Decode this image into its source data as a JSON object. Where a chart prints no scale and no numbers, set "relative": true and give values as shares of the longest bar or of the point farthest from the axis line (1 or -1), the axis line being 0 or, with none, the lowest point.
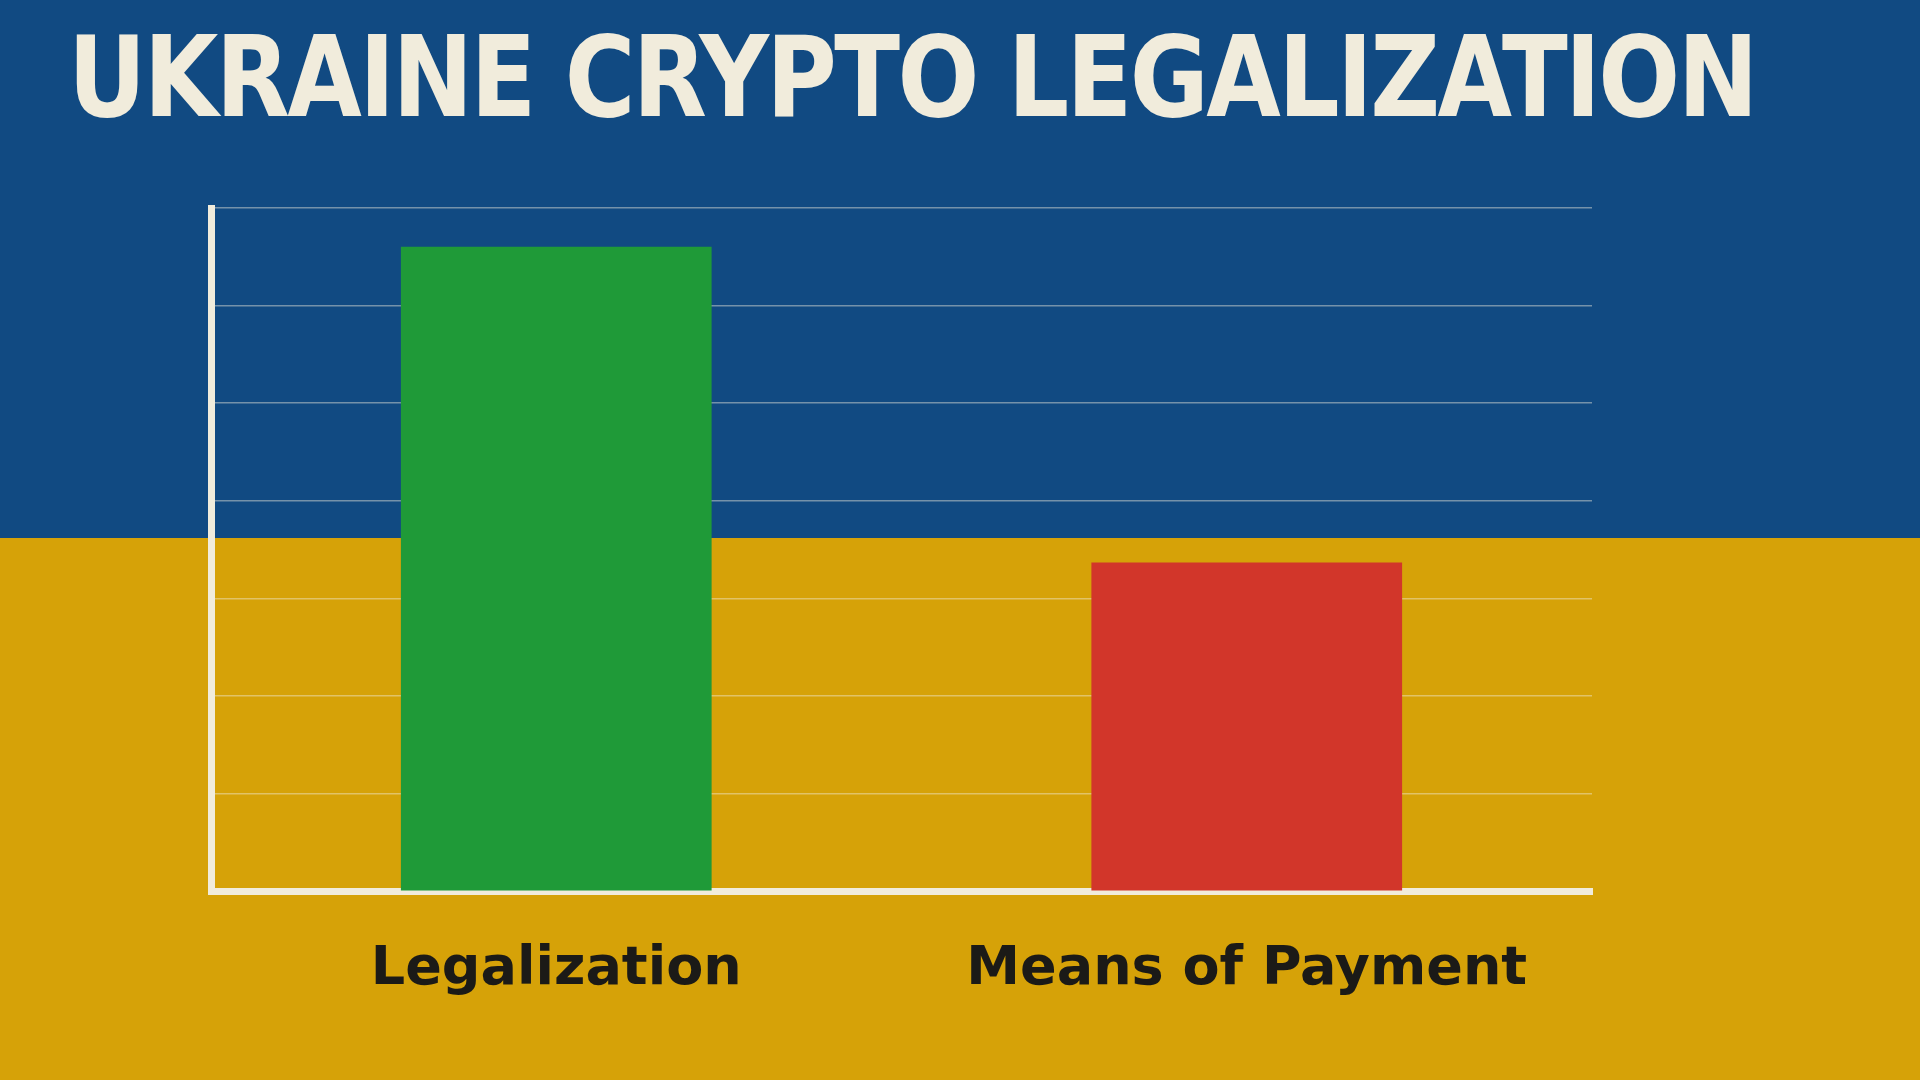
{
  "chart_data": {
    "type": "bar",
    "title": "UKRAINE CRYPTO LEGALIZATION",
    "categories": [
      "Legalization",
      "Means of Payment"
    ],
    "values": [
      1,
      0.51
    ],
    "colors": [
      "#1f9a38",
      "#d2362a"
    ],
    "relative": true,
    "grid": "y"
  }
}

*-*-*

CHALLENGE
Transcribe the records verbatim and omit the images.

FINISHED ANSWER
Decode this image into its source data as a JSON object. Where a chart prints no scale and no numbers, set "relative": true and give values as shares of the longest bar or of the point farthest from the axis line (1 or -1), the axis line being 0 or, with none, the lowest point.
{
  "chart_data": {
    "type": "bar",
    "title": "UKRAINE CRYPTO LEGALIZATION",
    "categories": [
      "Legalization",
      "Means of Payment"
    ],
    "values": [
      1,
      0.51
    ],
    "colors": [
      "#1f9a38",
      "#d2362a"
    ],
    "relative": true,
    "grid": "y"
  }
}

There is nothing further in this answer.